>> Begin

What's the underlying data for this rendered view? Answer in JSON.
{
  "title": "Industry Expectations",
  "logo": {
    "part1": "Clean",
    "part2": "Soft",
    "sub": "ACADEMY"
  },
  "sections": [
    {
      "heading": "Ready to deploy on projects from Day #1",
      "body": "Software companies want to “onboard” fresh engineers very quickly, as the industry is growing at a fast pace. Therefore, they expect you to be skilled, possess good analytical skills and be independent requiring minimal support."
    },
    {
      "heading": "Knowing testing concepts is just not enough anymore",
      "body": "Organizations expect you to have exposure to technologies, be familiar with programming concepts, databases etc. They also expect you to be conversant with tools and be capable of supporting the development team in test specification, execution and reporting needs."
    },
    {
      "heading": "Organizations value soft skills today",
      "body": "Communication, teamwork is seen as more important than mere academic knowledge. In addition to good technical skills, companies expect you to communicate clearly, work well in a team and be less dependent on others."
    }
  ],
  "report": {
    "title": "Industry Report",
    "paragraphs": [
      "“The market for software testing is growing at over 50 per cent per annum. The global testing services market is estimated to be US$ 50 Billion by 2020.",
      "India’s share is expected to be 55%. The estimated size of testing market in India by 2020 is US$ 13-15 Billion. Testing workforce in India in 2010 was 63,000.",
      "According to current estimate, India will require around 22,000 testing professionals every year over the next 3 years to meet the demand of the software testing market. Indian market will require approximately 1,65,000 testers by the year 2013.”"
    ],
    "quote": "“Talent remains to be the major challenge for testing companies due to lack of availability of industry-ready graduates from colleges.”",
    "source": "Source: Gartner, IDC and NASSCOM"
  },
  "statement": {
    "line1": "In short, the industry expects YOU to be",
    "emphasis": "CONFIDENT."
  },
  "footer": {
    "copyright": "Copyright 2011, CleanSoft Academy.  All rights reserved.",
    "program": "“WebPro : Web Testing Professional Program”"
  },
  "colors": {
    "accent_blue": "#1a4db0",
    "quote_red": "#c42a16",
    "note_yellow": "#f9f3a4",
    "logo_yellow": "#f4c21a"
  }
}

>> End

» **WHAT YOU SHOULD DO**
Return all of the entries word for word.

» **WORKED SOLUTION**
What's the underlying data for this rendered view? Answer in JSON.
{
  "title": "Industry Expectations",
  "logo": {
    "part1": "Clean",
    "part2": "Soft",
    "sub": "ACADEMY"
  },
  "sections": [
    {
      "heading": "Ready to deploy on projects from Day #1",
      "body": "Software companies want to “onboard” fresh engineers very quickly, as the industry is growing at a fast pace. Therefore, they expect you to be skilled, possess good analytical skills and be independent requiring minimal support."
    },
    {
      "heading": "Knowing testing concepts is just not enough anymore",
      "body": "Organizations expect you to have exposure to technologies, be familiar with programming concepts, databases etc. They also expect you to be conversant with tools and be capable of supporting the development team in test specification, execution and reporting needs."
    },
    {
      "heading": "Organizations value soft skills today",
      "body": "Communication, teamwork is seen as more important than mere academic knowledge. In addition to good technical skills, companies expect you to communicate clearly, work well in a team and be less dependent on others."
    }
  ],
  "report": {
    "title": "Industry Report",
    "paragraphs": [
      "“The market for software testing is growing at over 50 per cent per annum. The global testing services market is estimated to be US$ 50 Billion by 2020.",
      "India’s share is expected to be 55%. The estimated size of testing market in India by 2020 is US$ 13-15 Billion. Testing workforce in India in 2010 was 63,000.",
      "According to current estimate, India will require around 22,000 testing professionals every year over the next 3 years to meet the demand of the software testing market. Indian market will require approximately 1,65,000 testers by the year 2013.”"
    ],
    "quote": "“Talent remains to be the major challenge for testing companies due to lack of availability of industry-ready graduates from colleges.”",
    "source": "Source: Gartner, IDC and NASSCOM"
  },
  "statement": {
    "line1": "In short, the industry expects YOU to be",
    "emphasis": "CONFIDENT."
  },
  "footer": {
    "copyright": "Copyright 2011, CleanSoft Academy.  All rights reserved.",
    "program": "“WebPro : Web Testing Professional Program”"
  },
  "colors": {
    "accent_blue": "#1a4db0",
    "quote_red": "#c42a16",
    "note_yellow": "#f9f3a4",
    "logo_yellow": "#f4c21a"
  }
}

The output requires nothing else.